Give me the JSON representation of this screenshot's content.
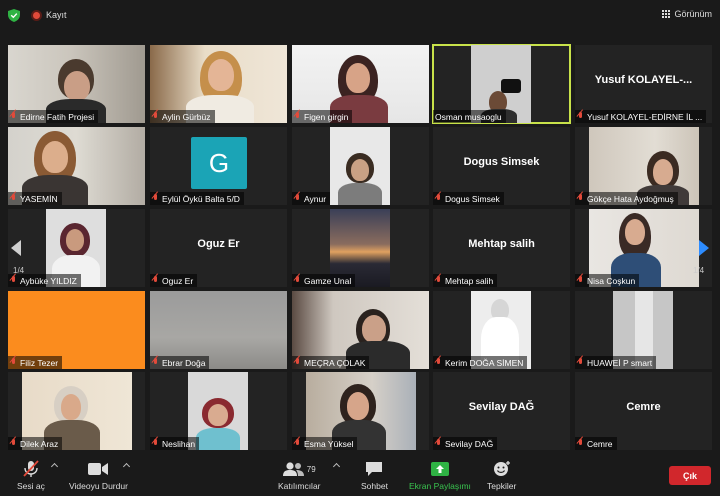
{
  "topbar": {
    "record_label": "Kayıt",
    "view_label": "Görünüm",
    "colors": {
      "shield": "#2fb344",
      "record": "#e24a3a"
    }
  },
  "participants": [
    {
      "name": "Edirne Fatih Projesi",
      "muted": true,
      "kind": "video"
    },
    {
      "name": "Aylin Gürbüz",
      "muted": true,
      "kind": "video"
    },
    {
      "name": "Figen girgin",
      "muted": true,
      "kind": "video"
    },
    {
      "name": "Osman musaoglu",
      "muted": false,
      "kind": "video",
      "active_speaker": true
    },
    {
      "name": "Yusuf KOLAYEL-EDİRNE İL ...",
      "display": "Yusuf  KOLAYEL-...",
      "muted": true,
      "kind": "name"
    },
    {
      "name": "YASEMİN",
      "muted": true,
      "kind": "video"
    },
    {
      "name": "Eylül Öykü Balta 5/D",
      "avatar_letter": "G",
      "muted": true,
      "kind": "avatar"
    },
    {
      "name": "Aynur",
      "muted": true,
      "kind": "video"
    },
    {
      "name": "Dogus Simsek",
      "display": "Dogus Simsek",
      "muted": true,
      "kind": "name"
    },
    {
      "name": "Gökçe Hata Aydoğmuş",
      "muted": true,
      "kind": "video"
    },
    {
      "name": "Aybüke YILDIZ",
      "muted": true,
      "kind": "video"
    },
    {
      "name": "Oguz Er",
      "display": "Oguz Er",
      "muted": true,
      "kind": "name"
    },
    {
      "name": "Gamze Unal",
      "muted": true,
      "kind": "video"
    },
    {
      "name": "Mehtap salih",
      "display": "Mehtap salih",
      "muted": true,
      "kind": "name"
    },
    {
      "name": "Nisa Coşkun",
      "muted": true,
      "kind": "video"
    },
    {
      "name": "Filiz Tezer",
      "muted": true,
      "kind": "video"
    },
    {
      "name": "Ebrar Doğa",
      "muted": true,
      "kind": "video"
    },
    {
      "name": "MEÇRA ÇOLAK",
      "muted": true,
      "kind": "video"
    },
    {
      "name": "Kerim DOĞA SİMEN",
      "muted": true,
      "kind": "video"
    },
    {
      "name": "HUAWEİ P smart",
      "muted": true,
      "kind": "video"
    },
    {
      "name": "Dilek Araz",
      "muted": true,
      "kind": "video"
    },
    {
      "name": "Neslihan",
      "muted": true,
      "kind": "video"
    },
    {
      "name": "Esma Yüksel",
      "muted": true,
      "kind": "video"
    },
    {
      "name": "Sevilay DAĞ",
      "display": "Sevilay DAĞ",
      "muted": true,
      "kind": "name"
    },
    {
      "name": "Cemre",
      "display": "Cemre",
      "muted": true,
      "kind": "name"
    }
  ],
  "pagination": {
    "left": "1/4",
    "right": "1/4"
  },
  "toolbar": {
    "audio": "Sesi aç",
    "video": "Videoyu Durdur",
    "participants": "Katılımcılar",
    "participants_count": "79",
    "chat": "Sohbet",
    "share": "Ekran Paylaşımı",
    "reactions": "Tepkiler",
    "leave": "Çık",
    "colors": {
      "share": "#2fb344",
      "leave": "#d1272c",
      "muted": "#e24a3a"
    }
  }
}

Required work:
Repeat every record precisely. Any picture among them stays out of the copy.

Response:
Give me the JSON representation of this screenshot's content.
{
  "topbar": {
    "record_label": "Kayıt",
    "view_label": "Görünüm",
    "colors": {
      "shield": "#2fb344",
      "record": "#e24a3a"
    }
  },
  "participants": [
    {
      "name": "Edirne Fatih Projesi",
      "muted": true,
      "kind": "video"
    },
    {
      "name": "Aylin Gürbüz",
      "muted": true,
      "kind": "video"
    },
    {
      "name": "Figen girgin",
      "muted": true,
      "kind": "video"
    },
    {
      "name": "Osman musaoglu",
      "muted": false,
      "kind": "video",
      "active_speaker": true
    },
    {
      "name": "Yusuf KOLAYEL-EDİRNE İL ...",
      "display": "Yusuf  KOLAYEL-...",
      "muted": true,
      "kind": "name"
    },
    {
      "name": "YASEMİN",
      "muted": true,
      "kind": "video"
    },
    {
      "name": "Eylül Öykü Balta 5/D",
      "avatar_letter": "G",
      "muted": true,
      "kind": "avatar"
    },
    {
      "name": "Aynur",
      "muted": true,
      "kind": "video"
    },
    {
      "name": "Dogus Simsek",
      "display": "Dogus Simsek",
      "muted": true,
      "kind": "name"
    },
    {
      "name": "Gökçe Hata Aydoğmuş",
      "muted": true,
      "kind": "video"
    },
    {
      "name": "Aybüke YILDIZ",
      "muted": true,
      "kind": "video"
    },
    {
      "name": "Oguz Er",
      "display": "Oguz Er",
      "muted": true,
      "kind": "name"
    },
    {
      "name": "Gamze Unal",
      "muted": true,
      "kind": "video"
    },
    {
      "name": "Mehtap salih",
      "display": "Mehtap salih",
      "muted": true,
      "kind": "name"
    },
    {
      "name": "Nisa Coşkun",
      "muted": true,
      "kind": "video"
    },
    {
      "name": "Filiz Tezer",
      "muted": true,
      "kind": "video"
    },
    {
      "name": "Ebrar Doğa",
      "muted": true,
      "kind": "video"
    },
    {
      "name": "MEÇRA ÇOLAK",
      "muted": true,
      "kind": "video"
    },
    {
      "name": "Kerim DOĞA SİMEN",
      "muted": true,
      "kind": "video"
    },
    {
      "name": "HUAWEİ P smart",
      "muted": true,
      "kind": "video"
    },
    {
      "name": "Dilek Araz",
      "muted": true,
      "kind": "video"
    },
    {
      "name": "Neslihan",
      "muted": true,
      "kind": "video"
    },
    {
      "name": "Esma Yüksel",
      "muted": true,
      "kind": "video"
    },
    {
      "name": "Sevilay DAĞ",
      "display": "Sevilay DAĞ",
      "muted": true,
      "kind": "name"
    },
    {
      "name": "Cemre",
      "display": "Cemre",
      "muted": true,
      "kind": "name"
    }
  ],
  "pagination": {
    "left": "1/4",
    "right": "1/4"
  },
  "toolbar": {
    "audio": "Sesi aç",
    "video": "Videoyu Durdur",
    "participants": "Katılımcılar",
    "participants_count": "79",
    "chat": "Sohbet",
    "share": "Ekran Paylaşımı",
    "reactions": "Tepkiler",
    "leave": "Çık",
    "colors": {
      "share": "#2fb344",
      "leave": "#d1272c",
      "muted": "#e24a3a"
    }
  }
}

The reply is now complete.